[start]

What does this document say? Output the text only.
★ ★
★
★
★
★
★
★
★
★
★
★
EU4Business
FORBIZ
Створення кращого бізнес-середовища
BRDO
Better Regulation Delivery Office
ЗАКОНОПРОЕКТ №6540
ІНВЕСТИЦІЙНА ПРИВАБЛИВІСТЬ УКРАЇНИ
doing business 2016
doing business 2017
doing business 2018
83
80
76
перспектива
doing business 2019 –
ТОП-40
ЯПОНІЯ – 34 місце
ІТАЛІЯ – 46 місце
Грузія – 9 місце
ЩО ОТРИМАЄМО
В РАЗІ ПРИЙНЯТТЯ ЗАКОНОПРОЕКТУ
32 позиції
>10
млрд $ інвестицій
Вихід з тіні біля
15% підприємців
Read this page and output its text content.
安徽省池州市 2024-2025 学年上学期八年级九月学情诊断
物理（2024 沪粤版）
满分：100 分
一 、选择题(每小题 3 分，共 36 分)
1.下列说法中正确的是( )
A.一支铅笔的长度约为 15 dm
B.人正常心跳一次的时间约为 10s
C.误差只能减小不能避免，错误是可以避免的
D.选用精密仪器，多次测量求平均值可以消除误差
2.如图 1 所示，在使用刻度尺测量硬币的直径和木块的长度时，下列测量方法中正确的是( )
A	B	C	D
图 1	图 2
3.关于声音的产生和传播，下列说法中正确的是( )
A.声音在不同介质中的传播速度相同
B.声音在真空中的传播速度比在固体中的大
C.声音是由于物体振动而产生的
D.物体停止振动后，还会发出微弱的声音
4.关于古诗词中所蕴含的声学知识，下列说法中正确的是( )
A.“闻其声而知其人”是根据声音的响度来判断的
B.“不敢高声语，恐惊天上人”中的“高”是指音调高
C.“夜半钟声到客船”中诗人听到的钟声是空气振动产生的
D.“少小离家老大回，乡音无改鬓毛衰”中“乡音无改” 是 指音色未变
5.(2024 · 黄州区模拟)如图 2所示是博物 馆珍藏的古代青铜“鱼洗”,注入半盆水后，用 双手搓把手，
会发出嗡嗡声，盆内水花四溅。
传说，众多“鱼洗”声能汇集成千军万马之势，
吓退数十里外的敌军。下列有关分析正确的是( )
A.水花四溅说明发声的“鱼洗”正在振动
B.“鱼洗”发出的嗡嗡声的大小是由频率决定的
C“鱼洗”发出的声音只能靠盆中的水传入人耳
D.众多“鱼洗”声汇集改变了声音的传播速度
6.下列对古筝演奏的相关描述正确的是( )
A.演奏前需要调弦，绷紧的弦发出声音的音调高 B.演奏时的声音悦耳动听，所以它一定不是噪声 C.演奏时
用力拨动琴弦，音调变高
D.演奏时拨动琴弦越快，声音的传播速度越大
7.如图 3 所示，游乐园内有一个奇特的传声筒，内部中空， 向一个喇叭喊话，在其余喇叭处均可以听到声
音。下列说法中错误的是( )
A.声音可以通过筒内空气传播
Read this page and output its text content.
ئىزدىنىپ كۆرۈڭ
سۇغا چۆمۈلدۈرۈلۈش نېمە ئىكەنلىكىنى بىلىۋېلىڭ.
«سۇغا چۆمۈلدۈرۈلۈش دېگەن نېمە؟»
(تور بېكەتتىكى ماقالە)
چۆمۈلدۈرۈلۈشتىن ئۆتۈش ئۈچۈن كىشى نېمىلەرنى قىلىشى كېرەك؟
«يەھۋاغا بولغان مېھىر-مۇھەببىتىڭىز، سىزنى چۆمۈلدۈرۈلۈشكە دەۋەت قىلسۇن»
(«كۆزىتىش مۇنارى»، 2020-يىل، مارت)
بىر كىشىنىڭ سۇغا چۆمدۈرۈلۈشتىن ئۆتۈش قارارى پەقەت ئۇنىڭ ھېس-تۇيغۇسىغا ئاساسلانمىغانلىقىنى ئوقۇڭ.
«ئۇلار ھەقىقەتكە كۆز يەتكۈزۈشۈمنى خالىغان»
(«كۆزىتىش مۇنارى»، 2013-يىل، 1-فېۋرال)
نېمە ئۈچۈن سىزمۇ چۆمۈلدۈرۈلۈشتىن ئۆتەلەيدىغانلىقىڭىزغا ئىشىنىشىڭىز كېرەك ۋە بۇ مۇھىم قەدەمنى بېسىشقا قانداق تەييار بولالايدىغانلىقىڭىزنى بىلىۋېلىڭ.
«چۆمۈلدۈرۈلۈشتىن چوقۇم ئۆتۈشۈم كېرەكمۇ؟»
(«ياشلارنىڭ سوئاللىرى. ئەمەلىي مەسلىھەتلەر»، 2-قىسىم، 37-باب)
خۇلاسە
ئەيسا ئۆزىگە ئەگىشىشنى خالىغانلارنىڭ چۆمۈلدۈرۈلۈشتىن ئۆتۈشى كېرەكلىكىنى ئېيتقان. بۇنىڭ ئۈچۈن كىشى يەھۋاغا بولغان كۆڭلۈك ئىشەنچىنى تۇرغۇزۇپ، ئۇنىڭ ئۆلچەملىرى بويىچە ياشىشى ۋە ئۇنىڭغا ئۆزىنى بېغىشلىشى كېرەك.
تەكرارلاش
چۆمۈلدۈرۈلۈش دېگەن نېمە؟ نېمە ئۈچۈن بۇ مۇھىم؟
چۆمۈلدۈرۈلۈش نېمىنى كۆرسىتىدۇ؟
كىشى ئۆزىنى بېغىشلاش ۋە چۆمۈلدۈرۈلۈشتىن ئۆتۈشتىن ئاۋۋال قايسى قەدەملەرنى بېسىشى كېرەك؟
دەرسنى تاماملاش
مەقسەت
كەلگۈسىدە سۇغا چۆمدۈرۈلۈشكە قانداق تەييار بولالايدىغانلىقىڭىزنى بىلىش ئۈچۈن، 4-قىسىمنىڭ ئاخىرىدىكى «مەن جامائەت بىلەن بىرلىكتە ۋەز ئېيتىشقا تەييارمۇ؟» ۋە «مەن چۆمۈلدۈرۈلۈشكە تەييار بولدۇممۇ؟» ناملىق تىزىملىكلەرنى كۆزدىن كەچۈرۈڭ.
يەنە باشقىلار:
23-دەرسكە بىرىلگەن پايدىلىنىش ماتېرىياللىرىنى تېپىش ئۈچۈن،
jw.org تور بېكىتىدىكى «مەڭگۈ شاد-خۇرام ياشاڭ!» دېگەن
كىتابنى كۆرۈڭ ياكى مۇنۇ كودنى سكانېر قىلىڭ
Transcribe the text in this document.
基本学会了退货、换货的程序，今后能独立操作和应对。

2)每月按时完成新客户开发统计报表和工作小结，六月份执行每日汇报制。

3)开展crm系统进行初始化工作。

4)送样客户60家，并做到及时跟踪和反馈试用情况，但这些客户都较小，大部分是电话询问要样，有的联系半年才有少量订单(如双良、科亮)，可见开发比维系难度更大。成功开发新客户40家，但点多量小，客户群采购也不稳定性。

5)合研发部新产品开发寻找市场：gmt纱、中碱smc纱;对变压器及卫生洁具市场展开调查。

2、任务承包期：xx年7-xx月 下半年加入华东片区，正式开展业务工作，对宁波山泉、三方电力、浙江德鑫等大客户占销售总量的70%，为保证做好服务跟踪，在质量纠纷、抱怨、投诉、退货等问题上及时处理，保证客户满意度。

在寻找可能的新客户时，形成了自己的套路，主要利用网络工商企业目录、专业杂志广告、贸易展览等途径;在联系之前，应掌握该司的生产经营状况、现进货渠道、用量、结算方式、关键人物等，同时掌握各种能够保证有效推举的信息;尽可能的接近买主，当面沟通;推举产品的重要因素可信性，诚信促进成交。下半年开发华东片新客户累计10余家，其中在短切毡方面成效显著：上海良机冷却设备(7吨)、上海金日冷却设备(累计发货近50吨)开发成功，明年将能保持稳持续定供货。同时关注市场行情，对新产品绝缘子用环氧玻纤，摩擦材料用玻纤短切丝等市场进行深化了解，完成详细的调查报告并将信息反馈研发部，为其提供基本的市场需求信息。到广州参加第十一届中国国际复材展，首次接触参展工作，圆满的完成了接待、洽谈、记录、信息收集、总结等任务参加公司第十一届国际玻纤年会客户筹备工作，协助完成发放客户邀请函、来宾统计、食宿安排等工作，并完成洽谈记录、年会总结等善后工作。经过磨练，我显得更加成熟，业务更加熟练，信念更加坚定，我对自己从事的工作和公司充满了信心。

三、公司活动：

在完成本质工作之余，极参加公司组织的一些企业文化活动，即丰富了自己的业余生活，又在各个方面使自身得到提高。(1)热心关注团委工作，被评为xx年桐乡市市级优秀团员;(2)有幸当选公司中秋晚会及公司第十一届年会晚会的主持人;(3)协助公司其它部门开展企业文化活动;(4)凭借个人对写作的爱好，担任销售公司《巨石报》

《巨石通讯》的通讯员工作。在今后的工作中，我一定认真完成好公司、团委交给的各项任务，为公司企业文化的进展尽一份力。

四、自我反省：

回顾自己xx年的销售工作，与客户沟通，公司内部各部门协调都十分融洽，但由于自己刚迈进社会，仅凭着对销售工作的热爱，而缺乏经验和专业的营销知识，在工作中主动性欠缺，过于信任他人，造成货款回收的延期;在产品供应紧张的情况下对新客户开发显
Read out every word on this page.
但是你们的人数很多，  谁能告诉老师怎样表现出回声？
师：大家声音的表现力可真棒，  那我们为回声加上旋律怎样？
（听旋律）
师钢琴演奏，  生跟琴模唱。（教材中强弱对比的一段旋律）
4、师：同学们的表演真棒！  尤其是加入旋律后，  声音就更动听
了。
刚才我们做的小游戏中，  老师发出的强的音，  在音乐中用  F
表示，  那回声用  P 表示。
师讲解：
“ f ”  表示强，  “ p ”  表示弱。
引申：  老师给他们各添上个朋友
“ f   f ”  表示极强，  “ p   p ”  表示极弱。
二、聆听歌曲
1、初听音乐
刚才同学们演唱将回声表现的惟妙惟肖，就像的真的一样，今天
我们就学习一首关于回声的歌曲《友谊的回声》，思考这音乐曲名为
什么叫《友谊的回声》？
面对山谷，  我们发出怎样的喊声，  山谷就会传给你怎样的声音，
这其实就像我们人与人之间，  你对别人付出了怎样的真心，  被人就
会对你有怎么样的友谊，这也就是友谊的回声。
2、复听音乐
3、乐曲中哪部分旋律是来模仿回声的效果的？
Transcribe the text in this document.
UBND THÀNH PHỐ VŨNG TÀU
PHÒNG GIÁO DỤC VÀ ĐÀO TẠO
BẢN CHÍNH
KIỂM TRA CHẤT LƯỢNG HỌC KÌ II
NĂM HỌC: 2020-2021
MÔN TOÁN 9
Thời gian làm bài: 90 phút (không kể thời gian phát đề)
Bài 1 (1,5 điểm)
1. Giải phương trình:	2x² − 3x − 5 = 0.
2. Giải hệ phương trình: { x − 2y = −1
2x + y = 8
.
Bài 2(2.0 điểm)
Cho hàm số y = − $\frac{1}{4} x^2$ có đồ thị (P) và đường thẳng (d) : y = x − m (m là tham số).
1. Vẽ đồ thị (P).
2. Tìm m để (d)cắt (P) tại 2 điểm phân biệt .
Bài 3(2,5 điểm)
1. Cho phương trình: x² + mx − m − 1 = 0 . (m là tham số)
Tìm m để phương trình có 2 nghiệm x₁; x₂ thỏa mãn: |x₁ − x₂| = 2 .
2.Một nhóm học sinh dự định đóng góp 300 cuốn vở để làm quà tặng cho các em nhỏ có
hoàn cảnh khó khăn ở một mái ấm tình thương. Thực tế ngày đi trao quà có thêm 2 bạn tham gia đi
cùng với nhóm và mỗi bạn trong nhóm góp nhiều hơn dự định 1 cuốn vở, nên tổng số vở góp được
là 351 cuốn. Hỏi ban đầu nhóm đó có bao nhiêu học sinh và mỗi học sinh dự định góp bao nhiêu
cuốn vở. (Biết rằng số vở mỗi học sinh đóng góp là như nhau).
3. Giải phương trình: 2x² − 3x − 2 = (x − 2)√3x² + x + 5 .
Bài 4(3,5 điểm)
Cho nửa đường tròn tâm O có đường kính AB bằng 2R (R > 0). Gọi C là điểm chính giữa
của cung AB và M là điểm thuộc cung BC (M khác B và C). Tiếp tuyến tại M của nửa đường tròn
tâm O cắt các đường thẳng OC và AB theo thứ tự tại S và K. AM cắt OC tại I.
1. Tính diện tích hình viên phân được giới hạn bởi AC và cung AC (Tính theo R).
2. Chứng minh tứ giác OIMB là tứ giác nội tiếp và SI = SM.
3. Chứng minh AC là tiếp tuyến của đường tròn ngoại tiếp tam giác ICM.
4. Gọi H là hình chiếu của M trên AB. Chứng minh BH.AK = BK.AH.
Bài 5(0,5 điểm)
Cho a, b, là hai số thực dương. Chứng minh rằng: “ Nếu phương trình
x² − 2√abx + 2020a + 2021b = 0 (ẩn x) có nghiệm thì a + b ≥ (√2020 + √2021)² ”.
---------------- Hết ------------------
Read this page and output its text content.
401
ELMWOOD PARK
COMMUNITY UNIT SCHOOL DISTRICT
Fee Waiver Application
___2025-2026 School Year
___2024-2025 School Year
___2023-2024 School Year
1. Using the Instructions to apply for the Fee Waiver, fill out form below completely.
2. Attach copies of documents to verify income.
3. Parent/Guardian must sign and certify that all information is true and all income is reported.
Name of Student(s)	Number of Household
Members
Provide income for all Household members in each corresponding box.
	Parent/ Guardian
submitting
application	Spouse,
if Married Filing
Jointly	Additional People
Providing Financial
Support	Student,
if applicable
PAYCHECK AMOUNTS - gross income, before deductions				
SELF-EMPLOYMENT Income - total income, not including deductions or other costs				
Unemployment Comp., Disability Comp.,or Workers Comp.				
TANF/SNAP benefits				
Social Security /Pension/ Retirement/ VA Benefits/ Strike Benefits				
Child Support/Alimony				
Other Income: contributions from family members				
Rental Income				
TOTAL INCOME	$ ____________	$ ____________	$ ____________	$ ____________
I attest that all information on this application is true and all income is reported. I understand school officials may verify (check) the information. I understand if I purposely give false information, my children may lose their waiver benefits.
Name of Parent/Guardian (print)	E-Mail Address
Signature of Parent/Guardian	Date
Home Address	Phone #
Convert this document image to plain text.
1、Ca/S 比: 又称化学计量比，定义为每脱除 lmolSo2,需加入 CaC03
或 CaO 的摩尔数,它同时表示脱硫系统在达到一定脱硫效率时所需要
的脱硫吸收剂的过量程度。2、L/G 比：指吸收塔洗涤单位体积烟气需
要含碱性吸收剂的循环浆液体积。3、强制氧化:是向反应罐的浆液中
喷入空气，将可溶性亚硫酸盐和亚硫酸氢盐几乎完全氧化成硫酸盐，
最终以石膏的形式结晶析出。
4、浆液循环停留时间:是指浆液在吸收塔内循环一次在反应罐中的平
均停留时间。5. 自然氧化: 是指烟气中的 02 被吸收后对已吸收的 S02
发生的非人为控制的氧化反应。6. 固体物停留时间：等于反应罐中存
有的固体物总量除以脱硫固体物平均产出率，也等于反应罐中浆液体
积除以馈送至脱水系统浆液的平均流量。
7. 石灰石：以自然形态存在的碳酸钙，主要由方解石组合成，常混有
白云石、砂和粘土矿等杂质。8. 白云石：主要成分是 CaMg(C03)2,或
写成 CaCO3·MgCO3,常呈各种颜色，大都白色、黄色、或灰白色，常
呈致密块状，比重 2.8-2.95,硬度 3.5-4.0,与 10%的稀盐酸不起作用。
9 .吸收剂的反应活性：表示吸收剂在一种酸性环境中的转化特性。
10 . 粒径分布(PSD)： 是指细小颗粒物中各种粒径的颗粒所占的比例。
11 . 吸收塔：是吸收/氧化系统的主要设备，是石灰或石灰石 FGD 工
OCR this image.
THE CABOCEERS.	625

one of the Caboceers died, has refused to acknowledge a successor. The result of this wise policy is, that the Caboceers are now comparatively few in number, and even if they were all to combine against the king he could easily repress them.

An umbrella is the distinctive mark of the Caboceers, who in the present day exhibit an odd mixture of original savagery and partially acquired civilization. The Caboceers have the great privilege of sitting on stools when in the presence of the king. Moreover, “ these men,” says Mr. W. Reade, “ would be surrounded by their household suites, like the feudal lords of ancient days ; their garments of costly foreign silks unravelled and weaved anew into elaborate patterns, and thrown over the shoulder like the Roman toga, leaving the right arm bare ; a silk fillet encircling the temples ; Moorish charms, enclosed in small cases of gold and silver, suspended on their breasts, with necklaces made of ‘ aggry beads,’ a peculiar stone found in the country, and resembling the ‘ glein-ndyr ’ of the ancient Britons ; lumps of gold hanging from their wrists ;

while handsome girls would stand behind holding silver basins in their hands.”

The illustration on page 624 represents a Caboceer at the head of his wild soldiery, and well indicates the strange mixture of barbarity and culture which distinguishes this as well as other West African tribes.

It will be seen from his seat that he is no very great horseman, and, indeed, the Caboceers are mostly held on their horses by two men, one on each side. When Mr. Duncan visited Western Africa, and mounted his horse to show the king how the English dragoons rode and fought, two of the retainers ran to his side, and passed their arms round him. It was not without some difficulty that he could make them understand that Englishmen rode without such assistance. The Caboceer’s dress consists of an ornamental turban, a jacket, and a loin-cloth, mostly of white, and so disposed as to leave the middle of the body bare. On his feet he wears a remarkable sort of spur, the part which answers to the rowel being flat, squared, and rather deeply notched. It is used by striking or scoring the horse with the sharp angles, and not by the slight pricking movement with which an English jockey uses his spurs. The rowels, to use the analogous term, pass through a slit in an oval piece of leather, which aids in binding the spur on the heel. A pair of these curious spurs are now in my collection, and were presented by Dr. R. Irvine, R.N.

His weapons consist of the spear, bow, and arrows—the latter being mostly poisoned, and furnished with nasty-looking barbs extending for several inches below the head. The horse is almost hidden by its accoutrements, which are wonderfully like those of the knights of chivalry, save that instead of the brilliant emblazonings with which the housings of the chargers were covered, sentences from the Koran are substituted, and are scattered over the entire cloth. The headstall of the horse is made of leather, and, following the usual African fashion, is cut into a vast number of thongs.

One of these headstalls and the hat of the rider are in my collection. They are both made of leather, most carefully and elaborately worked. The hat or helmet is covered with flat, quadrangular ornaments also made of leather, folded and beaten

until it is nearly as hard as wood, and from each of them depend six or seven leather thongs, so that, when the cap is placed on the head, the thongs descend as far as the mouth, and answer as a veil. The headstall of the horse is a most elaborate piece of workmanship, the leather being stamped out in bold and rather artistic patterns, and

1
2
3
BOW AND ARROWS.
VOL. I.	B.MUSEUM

[end]

### [Prompt]
Identify each line in the records above containing the word "covered"; copy those lines.

### [Task output]
His weapons consist of the spear, bow, and arrows—the latter being mostly poisoned, and furnished with nasty-looking barbs extending for several inches below the head. The horse is almost hidden by its accoutrements, which are wonderfully like those of the knights of chivalry, save that instead of the brilliant emblazonings with which the housings of the chargers were covered, sentences from the Koran are substituted, and are scattered over the entire cloth. The headstall of the horse is made of leather, and, following the usual African fashion, is cut into a vast number of thongs.
One of these headstalls and the hat of the rider are in my collection. They are both made of leather, most carefully and elaborately worked. The hat or helmet is covered with flat, quadrangular ornaments also made of leather, folded and beaten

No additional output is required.